+++ RECORDS SUPPLIED

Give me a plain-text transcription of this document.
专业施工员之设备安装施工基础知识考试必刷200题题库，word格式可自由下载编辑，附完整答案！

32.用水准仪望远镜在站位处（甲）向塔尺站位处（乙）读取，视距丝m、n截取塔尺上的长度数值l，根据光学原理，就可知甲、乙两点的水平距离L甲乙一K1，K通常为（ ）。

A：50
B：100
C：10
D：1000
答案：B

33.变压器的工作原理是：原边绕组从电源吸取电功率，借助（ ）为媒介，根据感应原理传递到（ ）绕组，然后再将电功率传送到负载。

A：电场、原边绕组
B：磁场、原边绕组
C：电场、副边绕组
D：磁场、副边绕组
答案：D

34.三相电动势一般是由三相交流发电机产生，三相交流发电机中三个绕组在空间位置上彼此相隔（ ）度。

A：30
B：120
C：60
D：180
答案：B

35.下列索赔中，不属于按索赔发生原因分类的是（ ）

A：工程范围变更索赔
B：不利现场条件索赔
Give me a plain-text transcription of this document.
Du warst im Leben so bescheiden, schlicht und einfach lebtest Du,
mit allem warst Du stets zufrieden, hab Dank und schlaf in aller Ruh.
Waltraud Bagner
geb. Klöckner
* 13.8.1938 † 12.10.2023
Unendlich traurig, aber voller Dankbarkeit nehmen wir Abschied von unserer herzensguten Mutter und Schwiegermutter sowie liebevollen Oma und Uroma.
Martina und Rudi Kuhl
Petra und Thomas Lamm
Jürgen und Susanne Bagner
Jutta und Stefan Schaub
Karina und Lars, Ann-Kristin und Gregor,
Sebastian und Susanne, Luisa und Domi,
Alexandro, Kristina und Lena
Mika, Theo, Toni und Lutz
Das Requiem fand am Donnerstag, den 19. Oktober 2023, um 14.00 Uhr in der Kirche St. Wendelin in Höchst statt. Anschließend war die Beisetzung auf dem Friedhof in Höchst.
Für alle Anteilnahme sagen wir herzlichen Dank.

++++++

■ DIRECTIONS FOR THIS TASK ■
Transcribe the material exactly as it reads.

■ THE ANSWER ■
Give me a plain-text transcription of this document.
专业施工员之设备安装施工基础知识考试必刷200题题库，word格式可自由下载编辑，附完整答案！

32.用水准仪望远镜在站位处（甲）向塔尺站位处（乙）读取，视距丝m、n截取塔尺上的长度数值l，根据光学原理，就可知甲、乙两点的水平距离L甲乙一K1，K通常为（ ）。

A：50
B：100
C：10
D：1000
答案：B

33.变压器的工作原理是：原边绕组从电源吸取电功率，借助（ ）为媒介，根据感应原理传递到（ ）绕组，然后再将电功率传送到负载。

A：电场、原边绕组
B：磁场、原边绕组
C：电场、副边绕组
D：磁场、副边绕组
答案：D

34.三相电动势一般是由三相交流发电机产生，三相交流发电机中三个绕组在空间位置上彼此相隔（ ）度。

A：30
B：120
C：60
D：180
答案：B

35.下列索赔中，不属于按索赔发生原因分类的是（ ）

A：工程范围变更索赔
B：不利现场条件索赔
Give me a plain-text transcription of this document.
Du warst im Leben so bescheiden, schlicht und einfach lebtest Du,
mit allem warst Du stets zufrieden, hab Dank und schlaf in aller Ruh.
Waltraud Bagner
geb. Klöckner
* 13.8.1938 † 12.10.2023
Unendlich traurig, aber voller Dankbarkeit nehmen wir Abschied von unserer herzensguten Mutter und Schwiegermutter sowie liebevollen Oma und Uroma.
Martina und Rudi Kuhl
Petra und Thomas Lamm
Jürgen und Susanne Bagner
Jutta und Stefan Schaub
Karina und Lars, Ann-Kristin und Gregor,
Sebastian und Susanne, Luisa und Domi,
Alexandro, Kristina und Lena
Mika, Theo, Toni und Lutz
Das Requiem fand am Donnerstag, den 19. Oktober 2023, um 14.00 Uhr in der Kirche St. Wendelin in Höchst statt. Anschließend war die Beisetzung auf dem Friedhof in Höchst.
Für alle Anteilnahme sagen wir herzlichen Dank.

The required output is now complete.